To be done –
From the entries below, tally how many lines contain "frac" and report only that figure.

Material for the task –
···

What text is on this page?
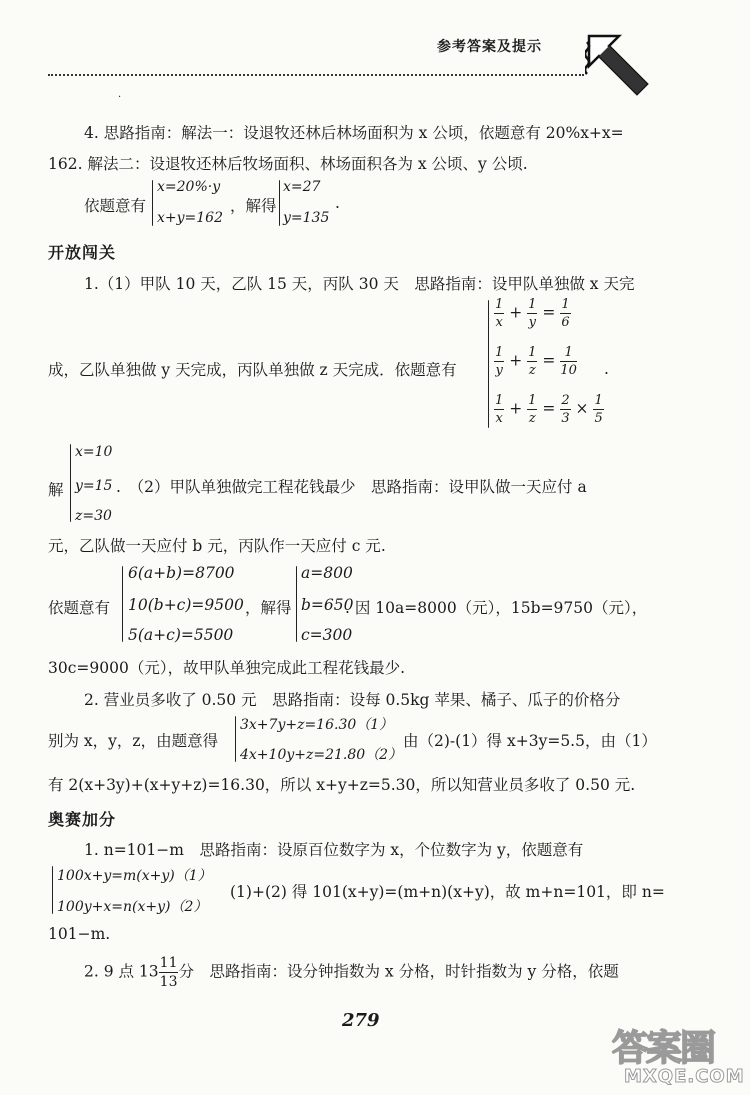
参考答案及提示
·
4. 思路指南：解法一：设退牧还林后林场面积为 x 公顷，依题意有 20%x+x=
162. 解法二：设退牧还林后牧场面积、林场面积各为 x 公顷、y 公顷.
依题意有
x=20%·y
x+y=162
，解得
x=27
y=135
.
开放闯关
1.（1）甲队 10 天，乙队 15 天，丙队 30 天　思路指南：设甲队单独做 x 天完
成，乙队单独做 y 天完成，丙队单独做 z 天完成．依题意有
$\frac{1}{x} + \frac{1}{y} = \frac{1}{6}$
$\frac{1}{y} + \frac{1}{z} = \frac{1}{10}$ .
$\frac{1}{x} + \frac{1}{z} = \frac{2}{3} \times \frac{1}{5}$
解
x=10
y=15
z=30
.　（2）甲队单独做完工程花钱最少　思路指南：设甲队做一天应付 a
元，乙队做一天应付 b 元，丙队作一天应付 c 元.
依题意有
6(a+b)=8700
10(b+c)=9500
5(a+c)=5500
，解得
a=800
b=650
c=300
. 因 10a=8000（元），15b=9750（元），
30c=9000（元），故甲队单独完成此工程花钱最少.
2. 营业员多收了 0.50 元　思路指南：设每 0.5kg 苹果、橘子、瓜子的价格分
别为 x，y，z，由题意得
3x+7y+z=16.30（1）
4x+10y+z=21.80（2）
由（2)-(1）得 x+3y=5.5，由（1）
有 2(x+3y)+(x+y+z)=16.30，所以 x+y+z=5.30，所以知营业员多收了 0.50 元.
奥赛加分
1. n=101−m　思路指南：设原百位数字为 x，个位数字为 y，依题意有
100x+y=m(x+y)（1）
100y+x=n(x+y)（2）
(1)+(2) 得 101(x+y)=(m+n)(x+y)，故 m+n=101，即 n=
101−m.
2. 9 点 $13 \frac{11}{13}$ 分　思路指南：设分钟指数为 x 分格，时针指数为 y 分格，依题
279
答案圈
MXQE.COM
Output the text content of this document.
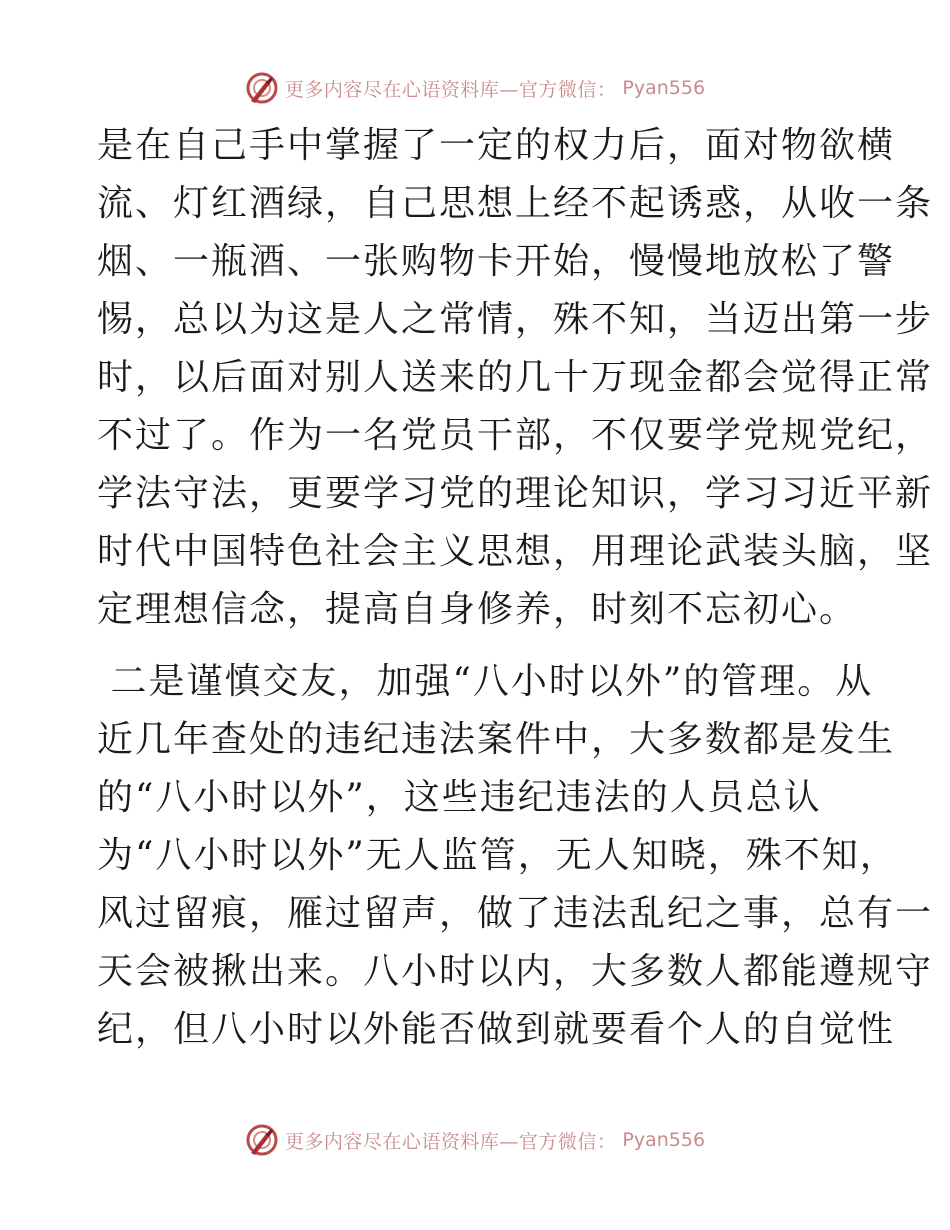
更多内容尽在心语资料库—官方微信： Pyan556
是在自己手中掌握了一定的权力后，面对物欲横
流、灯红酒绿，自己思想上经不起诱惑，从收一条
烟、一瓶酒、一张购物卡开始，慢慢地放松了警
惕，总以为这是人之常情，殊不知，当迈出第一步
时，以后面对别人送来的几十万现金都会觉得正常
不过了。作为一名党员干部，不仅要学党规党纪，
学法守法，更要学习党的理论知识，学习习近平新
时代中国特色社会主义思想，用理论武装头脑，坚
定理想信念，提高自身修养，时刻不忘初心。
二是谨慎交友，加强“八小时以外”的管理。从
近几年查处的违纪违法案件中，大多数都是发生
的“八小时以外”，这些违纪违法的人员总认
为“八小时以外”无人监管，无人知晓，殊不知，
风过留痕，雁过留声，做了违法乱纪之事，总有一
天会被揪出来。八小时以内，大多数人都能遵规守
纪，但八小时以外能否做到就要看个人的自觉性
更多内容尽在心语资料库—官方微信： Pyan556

···

Task answer –
4